AIM OF THE TASK:
Pull every line of the entries that has the word "цены".
::::
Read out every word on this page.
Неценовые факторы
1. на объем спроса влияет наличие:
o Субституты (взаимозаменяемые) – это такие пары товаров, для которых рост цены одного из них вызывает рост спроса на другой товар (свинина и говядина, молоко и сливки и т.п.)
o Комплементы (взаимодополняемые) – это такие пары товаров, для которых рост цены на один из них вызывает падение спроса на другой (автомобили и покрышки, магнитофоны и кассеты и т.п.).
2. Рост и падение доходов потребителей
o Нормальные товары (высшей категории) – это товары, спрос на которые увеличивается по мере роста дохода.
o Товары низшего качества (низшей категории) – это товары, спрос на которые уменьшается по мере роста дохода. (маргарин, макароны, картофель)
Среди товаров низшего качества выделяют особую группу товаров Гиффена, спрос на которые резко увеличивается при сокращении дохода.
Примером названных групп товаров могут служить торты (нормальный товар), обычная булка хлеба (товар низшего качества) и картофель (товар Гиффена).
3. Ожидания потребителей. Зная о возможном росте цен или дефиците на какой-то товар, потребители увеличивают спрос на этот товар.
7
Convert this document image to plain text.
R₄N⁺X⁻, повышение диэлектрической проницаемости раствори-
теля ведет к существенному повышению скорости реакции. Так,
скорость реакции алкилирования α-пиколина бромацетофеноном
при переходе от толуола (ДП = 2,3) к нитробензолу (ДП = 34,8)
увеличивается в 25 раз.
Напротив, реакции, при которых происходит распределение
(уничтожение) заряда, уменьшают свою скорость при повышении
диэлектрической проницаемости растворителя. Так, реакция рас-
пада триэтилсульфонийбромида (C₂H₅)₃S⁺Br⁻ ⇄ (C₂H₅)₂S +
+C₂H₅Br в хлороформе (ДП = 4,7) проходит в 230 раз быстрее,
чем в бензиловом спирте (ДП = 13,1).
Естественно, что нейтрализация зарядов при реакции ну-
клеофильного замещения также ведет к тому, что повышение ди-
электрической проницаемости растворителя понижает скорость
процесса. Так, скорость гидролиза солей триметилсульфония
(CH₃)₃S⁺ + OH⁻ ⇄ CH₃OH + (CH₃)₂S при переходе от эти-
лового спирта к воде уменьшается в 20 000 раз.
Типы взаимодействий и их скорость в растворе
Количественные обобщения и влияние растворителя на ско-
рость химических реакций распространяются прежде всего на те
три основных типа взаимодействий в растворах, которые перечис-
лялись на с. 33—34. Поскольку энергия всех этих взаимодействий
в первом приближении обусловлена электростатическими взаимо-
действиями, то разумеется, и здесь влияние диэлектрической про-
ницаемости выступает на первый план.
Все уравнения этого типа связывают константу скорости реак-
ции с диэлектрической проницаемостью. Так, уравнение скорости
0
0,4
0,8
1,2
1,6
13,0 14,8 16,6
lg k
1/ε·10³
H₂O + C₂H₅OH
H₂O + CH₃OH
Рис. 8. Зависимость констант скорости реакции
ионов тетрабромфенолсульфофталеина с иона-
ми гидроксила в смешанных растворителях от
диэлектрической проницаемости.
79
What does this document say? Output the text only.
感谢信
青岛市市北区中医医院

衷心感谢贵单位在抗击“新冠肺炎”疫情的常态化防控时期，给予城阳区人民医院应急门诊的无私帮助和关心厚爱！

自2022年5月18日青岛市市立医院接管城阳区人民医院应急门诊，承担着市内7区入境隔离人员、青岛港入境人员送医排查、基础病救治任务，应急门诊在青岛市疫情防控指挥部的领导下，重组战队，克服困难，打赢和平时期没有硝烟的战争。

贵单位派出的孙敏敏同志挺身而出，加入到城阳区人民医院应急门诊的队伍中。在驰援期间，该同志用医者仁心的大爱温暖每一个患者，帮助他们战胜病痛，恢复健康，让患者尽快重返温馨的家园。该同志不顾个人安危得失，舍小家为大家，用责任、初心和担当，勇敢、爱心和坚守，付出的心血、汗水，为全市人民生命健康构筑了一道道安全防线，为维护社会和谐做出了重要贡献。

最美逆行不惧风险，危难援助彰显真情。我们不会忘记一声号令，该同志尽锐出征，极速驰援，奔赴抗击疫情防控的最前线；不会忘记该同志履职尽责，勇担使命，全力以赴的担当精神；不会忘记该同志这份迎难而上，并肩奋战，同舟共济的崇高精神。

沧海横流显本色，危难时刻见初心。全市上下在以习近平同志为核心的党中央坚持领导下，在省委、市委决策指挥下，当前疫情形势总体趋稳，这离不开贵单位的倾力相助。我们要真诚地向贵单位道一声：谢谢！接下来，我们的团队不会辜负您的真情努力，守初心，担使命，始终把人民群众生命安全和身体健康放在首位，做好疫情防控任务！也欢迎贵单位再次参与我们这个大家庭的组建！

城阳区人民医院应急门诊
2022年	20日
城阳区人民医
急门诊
::::
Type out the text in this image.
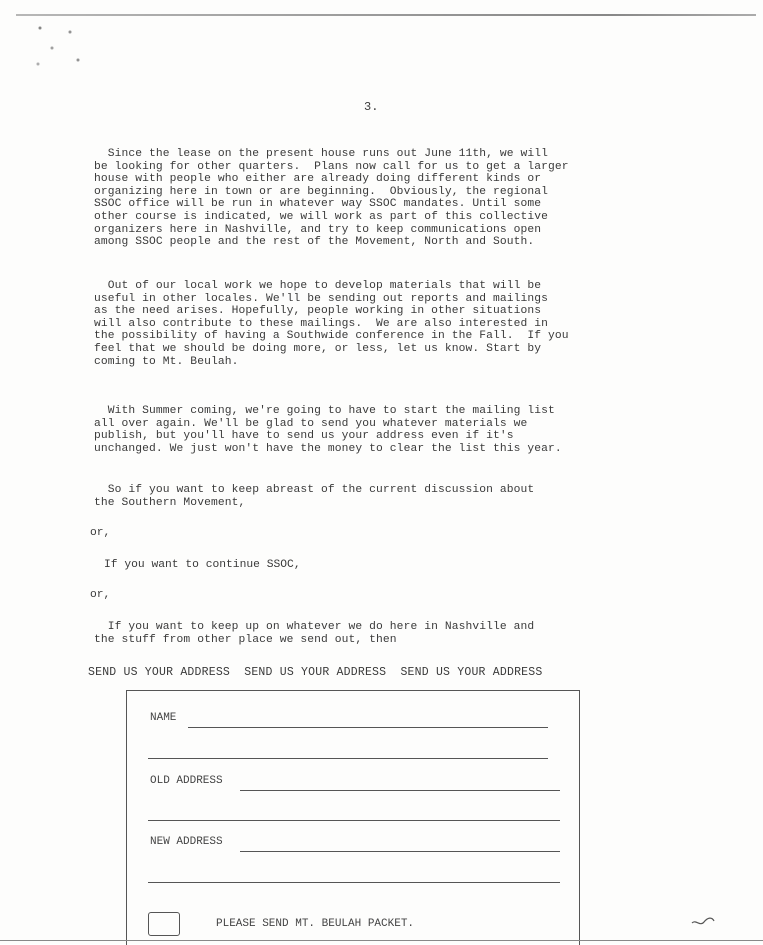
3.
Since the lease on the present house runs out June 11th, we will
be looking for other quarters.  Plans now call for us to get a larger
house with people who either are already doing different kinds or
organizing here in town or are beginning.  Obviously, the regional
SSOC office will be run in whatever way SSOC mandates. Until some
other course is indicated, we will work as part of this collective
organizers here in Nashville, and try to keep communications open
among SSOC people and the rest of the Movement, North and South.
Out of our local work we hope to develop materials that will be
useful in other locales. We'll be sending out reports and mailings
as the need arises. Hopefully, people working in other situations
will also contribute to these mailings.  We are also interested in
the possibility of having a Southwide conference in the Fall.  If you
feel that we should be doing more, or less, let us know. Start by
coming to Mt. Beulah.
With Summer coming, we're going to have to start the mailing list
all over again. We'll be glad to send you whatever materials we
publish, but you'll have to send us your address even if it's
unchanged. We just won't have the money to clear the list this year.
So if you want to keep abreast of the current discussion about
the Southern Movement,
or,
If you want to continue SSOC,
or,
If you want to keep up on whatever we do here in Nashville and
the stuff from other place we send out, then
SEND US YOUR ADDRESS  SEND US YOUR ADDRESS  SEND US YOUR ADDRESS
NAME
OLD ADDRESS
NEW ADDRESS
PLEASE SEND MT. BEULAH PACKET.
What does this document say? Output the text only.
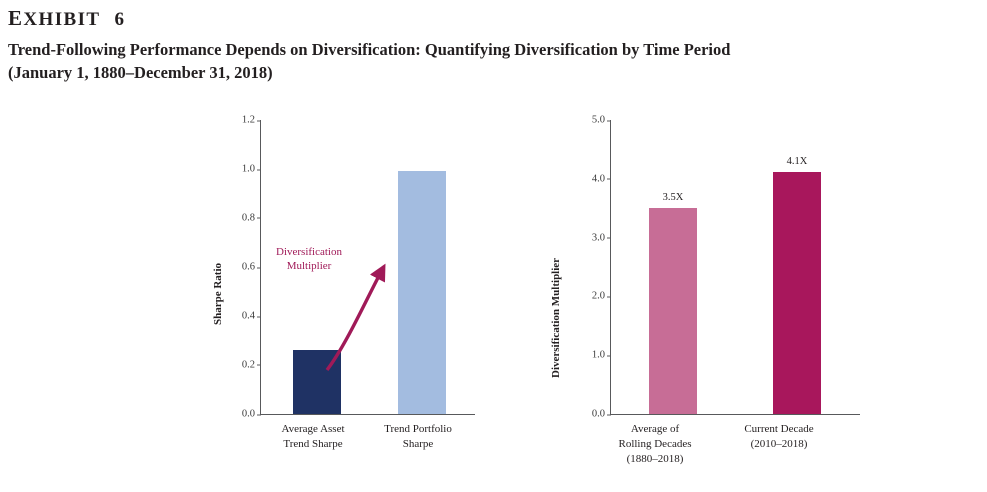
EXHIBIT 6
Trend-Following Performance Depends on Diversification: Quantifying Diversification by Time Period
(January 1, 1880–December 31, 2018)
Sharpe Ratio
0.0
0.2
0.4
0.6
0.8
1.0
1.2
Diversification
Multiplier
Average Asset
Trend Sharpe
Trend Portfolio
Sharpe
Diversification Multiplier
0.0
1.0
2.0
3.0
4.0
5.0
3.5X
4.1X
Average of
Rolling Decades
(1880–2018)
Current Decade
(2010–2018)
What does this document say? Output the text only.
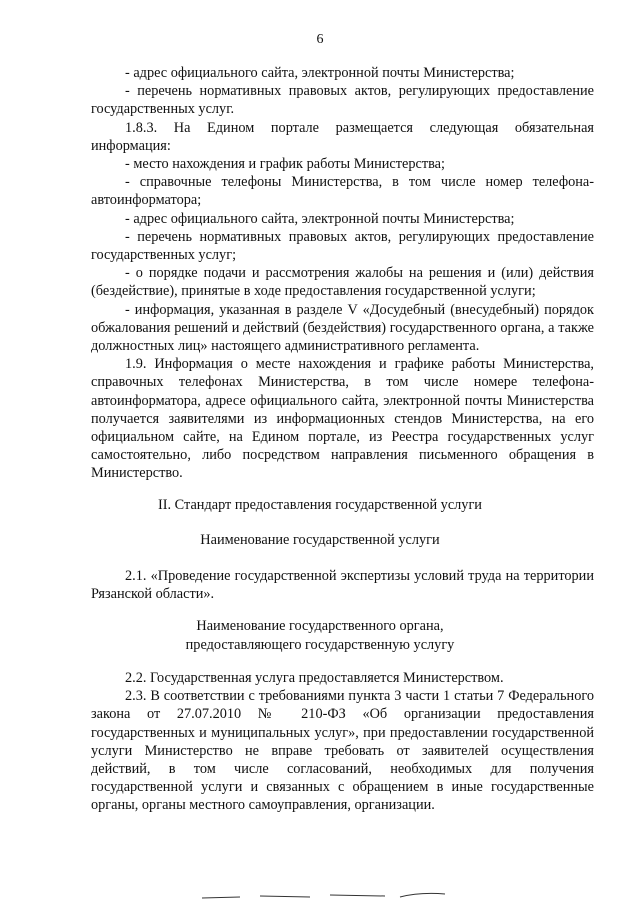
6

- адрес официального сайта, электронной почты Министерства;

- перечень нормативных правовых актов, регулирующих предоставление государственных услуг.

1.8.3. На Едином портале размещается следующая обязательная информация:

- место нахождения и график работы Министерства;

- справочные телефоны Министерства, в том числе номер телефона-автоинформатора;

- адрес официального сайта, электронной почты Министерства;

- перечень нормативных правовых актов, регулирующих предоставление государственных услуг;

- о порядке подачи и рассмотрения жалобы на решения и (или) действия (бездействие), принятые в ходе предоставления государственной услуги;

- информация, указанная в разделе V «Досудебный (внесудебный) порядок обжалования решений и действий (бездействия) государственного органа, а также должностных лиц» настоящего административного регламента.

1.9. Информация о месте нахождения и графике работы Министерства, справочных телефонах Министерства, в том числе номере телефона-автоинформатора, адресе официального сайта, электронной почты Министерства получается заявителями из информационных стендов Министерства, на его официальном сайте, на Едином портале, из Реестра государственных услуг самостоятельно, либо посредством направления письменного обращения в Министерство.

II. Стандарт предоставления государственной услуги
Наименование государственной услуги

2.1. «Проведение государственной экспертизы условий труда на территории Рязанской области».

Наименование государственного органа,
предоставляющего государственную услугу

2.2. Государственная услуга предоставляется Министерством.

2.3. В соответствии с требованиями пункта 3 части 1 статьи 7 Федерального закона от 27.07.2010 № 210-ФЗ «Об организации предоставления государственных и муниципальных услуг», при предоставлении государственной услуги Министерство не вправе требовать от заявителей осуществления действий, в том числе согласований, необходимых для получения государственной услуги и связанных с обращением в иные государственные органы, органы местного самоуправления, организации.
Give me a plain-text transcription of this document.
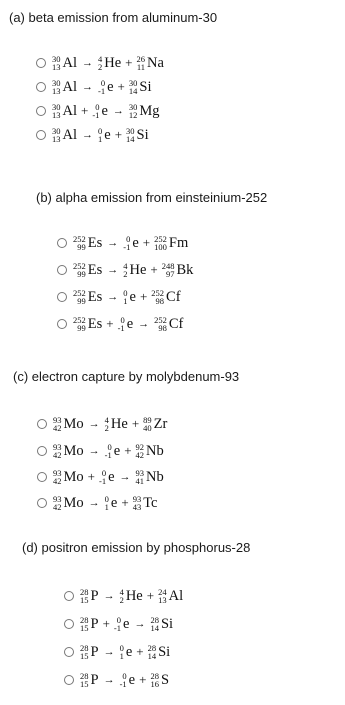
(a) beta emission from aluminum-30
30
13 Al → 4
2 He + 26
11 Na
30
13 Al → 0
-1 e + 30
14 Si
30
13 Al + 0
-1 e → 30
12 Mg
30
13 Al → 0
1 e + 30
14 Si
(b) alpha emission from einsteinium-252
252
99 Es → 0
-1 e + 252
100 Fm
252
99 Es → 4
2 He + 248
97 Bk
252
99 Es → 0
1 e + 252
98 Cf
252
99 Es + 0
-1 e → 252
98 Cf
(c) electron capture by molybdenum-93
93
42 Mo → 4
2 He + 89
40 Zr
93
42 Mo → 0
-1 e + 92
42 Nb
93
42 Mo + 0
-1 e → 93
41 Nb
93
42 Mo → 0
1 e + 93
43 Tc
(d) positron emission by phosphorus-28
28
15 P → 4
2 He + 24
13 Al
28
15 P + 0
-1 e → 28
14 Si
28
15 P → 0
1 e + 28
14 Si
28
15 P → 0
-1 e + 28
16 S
::::
FULL RESPONSE:
o Субституты (взаимозаменяемые) – это такие пары товаров, для которых рост цены одного из них вызывает рост спроса на другой товар (свинина и говядина, молоко и сливки и т.п.)
o Комплементы (взаимодополняемые) – это такие пары товаров, для которых рост цены на один из них вызывает падение спроса на другой (автомобили и покрышки, магнитофоны и кассеты и т.п.).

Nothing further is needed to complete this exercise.